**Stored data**
------------------------------------

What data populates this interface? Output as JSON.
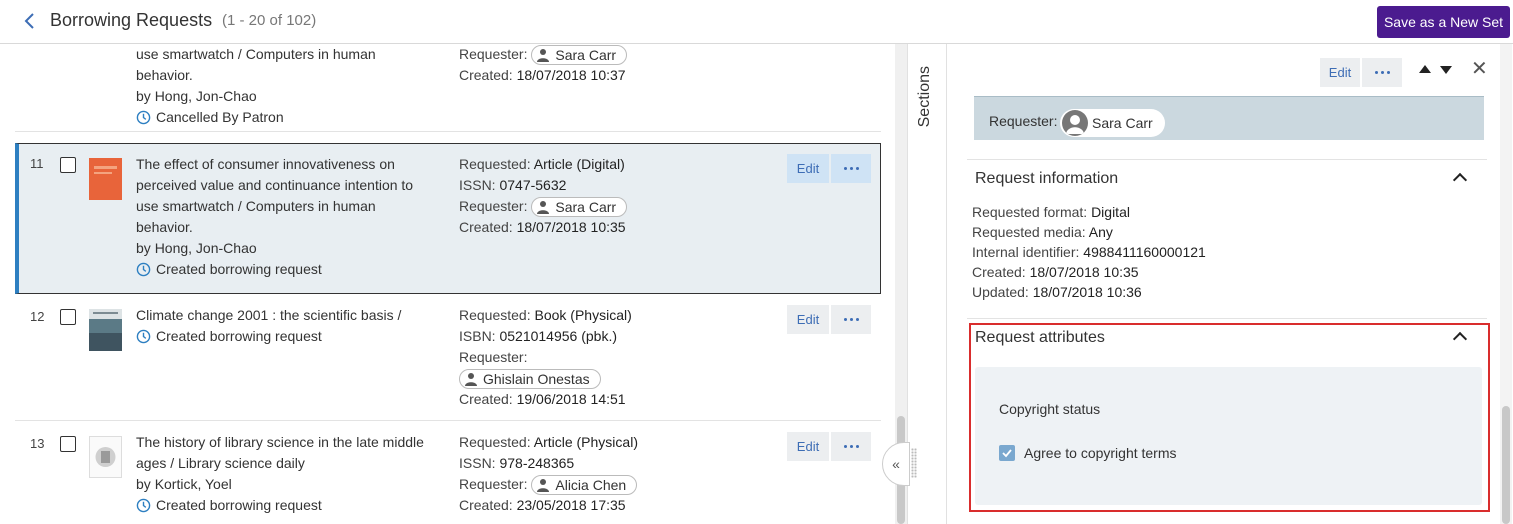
{
  "header": {
    "title": "Borrowing Requests",
    "count": "(1 - 20 of 102)",
    "save_button": "Save as a New Set"
  },
  "rows": [
    {
      "num": "",
      "title_lines": [
        "use smartwatch / Computers in human",
        "behavior."
      ],
      "author_prefix": "by",
      "author": "Hong, Jon-Chao",
      "status": "Cancelled By Patron",
      "details": {
        "requester_label": "Requester:",
        "requester": "Sara Carr",
        "created_label": "Created:",
        "created": "18/07/2018 10:37"
      }
    },
    {
      "num": "11",
      "title_lines": [
        "The effect of consumer innovativeness on",
        "perceived value and continuance intention to",
        "use smartwatch / Computers in human",
        "behavior."
      ],
      "author_prefix": "by",
      "author": "Hong, Jon-Chao",
      "status": "Created borrowing request",
      "details": {
        "requested_label": "Requested:",
        "requested": "Article (Digital)",
        "id_label": "ISSN:",
        "id": "0747-5632",
        "requester_label": "Requester:",
        "requester": "Sara Carr",
        "created_label": "Created:",
        "created": "18/07/2018 10:35"
      },
      "edit": "Edit"
    },
    {
      "num": "12",
      "title_lines": [
        "Climate change 2001 : the scientific basis /"
      ],
      "status": "Created borrowing request",
      "details": {
        "requested_label": "Requested:",
        "requested": "Book (Physical)",
        "id_label": "ISBN:",
        "id": "0521014956 (pbk.)",
        "requester_label": "Requester:",
        "requester": "Ghislain Onestas",
        "created_label": "Created:",
        "created": "19/06/2018 14:51"
      },
      "edit": "Edit"
    },
    {
      "num": "13",
      "title_lines": [
        "The history of library science in the late middle",
        "ages / Library science daily"
      ],
      "author_prefix": "by",
      "author": "Kortick, Yoel",
      "status": "Created borrowing request",
      "details": {
        "requested_label": "Requested:",
        "requested": "Article (Physical)",
        "id_label": "ISSN:",
        "id": "978-248365",
        "requester_label": "Requester:",
        "requester": "Alicia Chen",
        "created_label": "Created:",
        "created": "23/05/2018 17:35"
      },
      "edit": "Edit"
    }
  ],
  "sections_label": "Sections",
  "panel": {
    "edit": "Edit",
    "requester_label": "Requester:",
    "requester": "Sara Carr",
    "request_information": {
      "title": "Request information",
      "fields": [
        {
          "label": "Requested format:",
          "value": "Digital"
        },
        {
          "label": "Requested media:",
          "value": "Any"
        },
        {
          "label": "Internal identifier:",
          "value": "4988411160000121"
        },
        {
          "label": "Created:",
          "value": "18/07/2018 10:35"
        },
        {
          "label": "Updated:",
          "value": "18/07/2018 10:36"
        }
      ]
    },
    "request_attributes": {
      "title": "Request attributes",
      "copyright_status": "Copyright status",
      "agree_label": "Agree to copyright terms",
      "agree_checked": true
    }
  },
  "colors": {
    "accent": "#4b1b8f",
    "link": "#3d6db5",
    "selected_bg": "#e8eef2",
    "highlight_border": "#d92d2d"
  }
}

------------------------------------

**Aim of the exercise**
Pull out the lines above in which the word "science" appears.

**Written solution**
        "The history of library science in the late middle",
        "ages / Library science daily"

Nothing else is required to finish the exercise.